Stated problem: Reproduce every row below character for character, leaving out the pictures.

[Start Information shown]

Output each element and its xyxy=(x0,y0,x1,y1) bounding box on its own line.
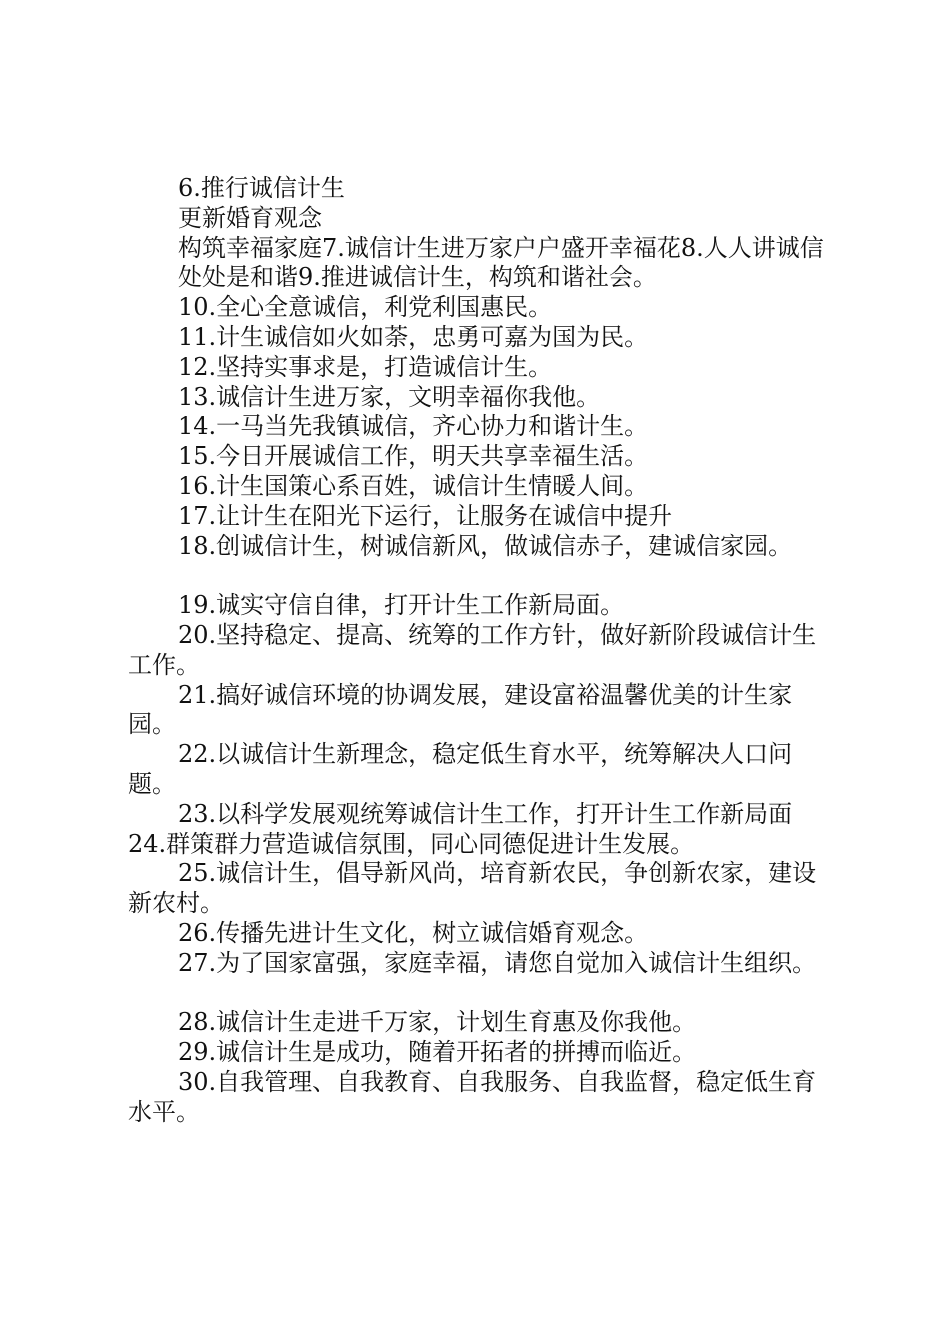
slogan-line: 27.为了国家富强，家庭幸福，请您自觉加入诚信计生组织。 xyxy=(178,948,817,977)
slogan-line: 21.搞好诚信环境的协调发展，建设富裕温馨优美的计生家园。 xyxy=(128,680,793,739)
slogan-line: 23.以科学发展观统筹诚信计生工作，打开计生工作新局面 xyxy=(178,799,793,828)
slogan-line: 29.诚信计生是成功，随着开拓者的拼搏而临近。 xyxy=(178,1038,697,1067)
slogan-line: 25.诚信计生，倡导新风尚，培育新农民，争创新农家，建设新农村。 xyxy=(128,859,817,918)
slogan-line: 13.诚信计生进万家，文明幸福你我他。 xyxy=(178,382,601,411)
slogan-line: 22.以诚信计生新理念，稳定低生育水平，统筹解决人口问题。 xyxy=(128,740,793,798)
slogan-line: 19.诚实守信自律，打开计生工作新局面。 xyxy=(178,591,625,620)
slogan-line: 14.一马当先我镇诚信，齐心协力和谐计生。 xyxy=(178,412,649,441)
slogan-line: 6.推行诚信计生 xyxy=(178,174,345,202)
slogan-line: 26.传播先进计生文化，树立诚信婚育观念。 xyxy=(178,918,649,947)
slogan-line: 24.群策群力营造诚信氛围，同心同德促进计生发展。 xyxy=(128,829,695,858)
slogan-line: 28.诚信计生走进千万家，计划生育惠及你我他。 xyxy=(178,1008,697,1037)
slogan-line: 15.今日开展诚信工作，明天共享幸福生活。 xyxy=(178,442,649,471)
slogan-line: 构筑幸福家庭7.诚信计生进万家户户盛开幸福花8.人人讲诚信 xyxy=(178,233,824,262)
slogan-line: 20.坚持稳定、提高、统筹的工作方针，做好新阶段诚信计生工作。 xyxy=(128,620,817,679)
slogan-line: 更新婚育观念 xyxy=(178,203,322,232)
slogan-line: 12.坚持实事求是，打造诚信计生。 xyxy=(178,352,553,381)
document-body xyxy=(128,174,838,1128)
slogan-line: 17.让计生在阳光下运行，让服务在诚信中提升 xyxy=(178,501,673,530)
slogan-line: 16.计生国策心系百姓，诚信计生情暖人间。 xyxy=(178,471,649,500)
slogan-line: 18.创诚信计生，树诚信新风，做诚信赤子，建诚信家园。 xyxy=(178,531,793,560)
slogan-line: 11.计生诚信如火如荼，忠勇可嘉为国为民。 xyxy=(178,322,649,351)
paragraph-gap xyxy=(128,979,838,1009)
slogan-line: 30.自我管理、自我教育、自我服务、自我监督，稳定低生育水平。 xyxy=(128,1067,817,1126)
slogan-line: 10.全心全意诚信，利党利国惠民。 xyxy=(178,293,553,322)
paragraph-gap xyxy=(128,561,838,591)
slogan-line: 处处是和谐9.推进诚信计生，构筑和谐社会。 xyxy=(178,263,657,292)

[End Information shown]

Solution below:
Output each element and its xyxy=(x0,y0,x1,y1) bounding box on its own line.
slogan-line: 27.为了国家富强，家庭幸福，请您自觉加入诚信计生组织。 xyxy=(178,948,817,977)
slogan-line: 21.搞好诚信环境的协调发展，建设富裕温馨优美的计生家园。 xyxy=(128,680,793,739)
slogan-line: 23.以科学发展观统筹诚信计生工作，打开计生工作新局面 xyxy=(178,799,793,828)
slogan-line: 29.诚信计生是成功，随着开拓者的拼搏而临近。 xyxy=(178,1038,697,1067)
slogan-line: 25.诚信计生，倡导新风尚，培育新农民，争创新农家，建设新农村。 xyxy=(128,859,817,918)
slogan-line: 13.诚信计生进万家，文明幸福你我他。 xyxy=(178,382,601,411)
slogan-line: 22.以诚信计生新理念，稳定低生育水平，统筹解决人口问题。 xyxy=(128,740,793,798)
slogan-line: 19.诚实守信自律，打开计生工作新局面。 xyxy=(178,591,625,620)
slogan-line: 14.一马当先我镇诚信，齐心协力和谐计生。 xyxy=(178,412,649,441)
slogan-line: 6.推行诚信计生 xyxy=(178,174,345,202)
slogan-line: 26.传播先进计生文化，树立诚信婚育观念。 xyxy=(178,918,649,947)
slogan-line: 24.群策群力营造诚信氛围，同心同德促进计生发展。 xyxy=(128,829,695,858)
slogan-line: 28.诚信计生走进千万家，计划生育惠及你我他。 xyxy=(178,1008,697,1037)
slogan-line: 15.今日开展诚信工作，明天共享幸福生活。 xyxy=(178,442,649,471)
slogan-line: 构筑幸福家庭7.诚信计生进万家户户盛开幸福花8.人人讲诚信 xyxy=(178,233,824,262)
slogan-line: 20.坚持稳定、提高、统筹的工作方针，做好新阶段诚信计生工作。 xyxy=(128,620,817,679)
slogan-line: 更新婚育观念 xyxy=(178,203,322,232)
slogan-line: 12.坚持实事求是，打造诚信计生。 xyxy=(178,352,553,381)
document-body xyxy=(128,174,838,1128)
slogan-line: 17.让计生在阳光下运行，让服务在诚信中提升 xyxy=(178,501,673,530)
slogan-line: 16.计生国策心系百姓，诚信计生情暖人间。 xyxy=(178,471,649,500)
slogan-line: 18.创诚信计生，树诚信新风，做诚信赤子，建诚信家园。 xyxy=(178,531,793,560)
slogan-line: 11.计生诚信如火如荼，忠勇可嘉为国为民。 xyxy=(178,322,649,351)
paragraph-gap xyxy=(128,979,838,1009)
slogan-line: 30.自我管理、自我教育、自我服务、自我监督，稳定低生育水平。 xyxy=(128,1067,817,1126)
slogan-line: 10.全心全意诚信，利党利国惠民。 xyxy=(178,293,553,322)
paragraph-gap xyxy=(128,561,838,591)
slogan-line: 处处是和谐9.推进诚信计生，构筑和谐社会。 xyxy=(178,263,657,292)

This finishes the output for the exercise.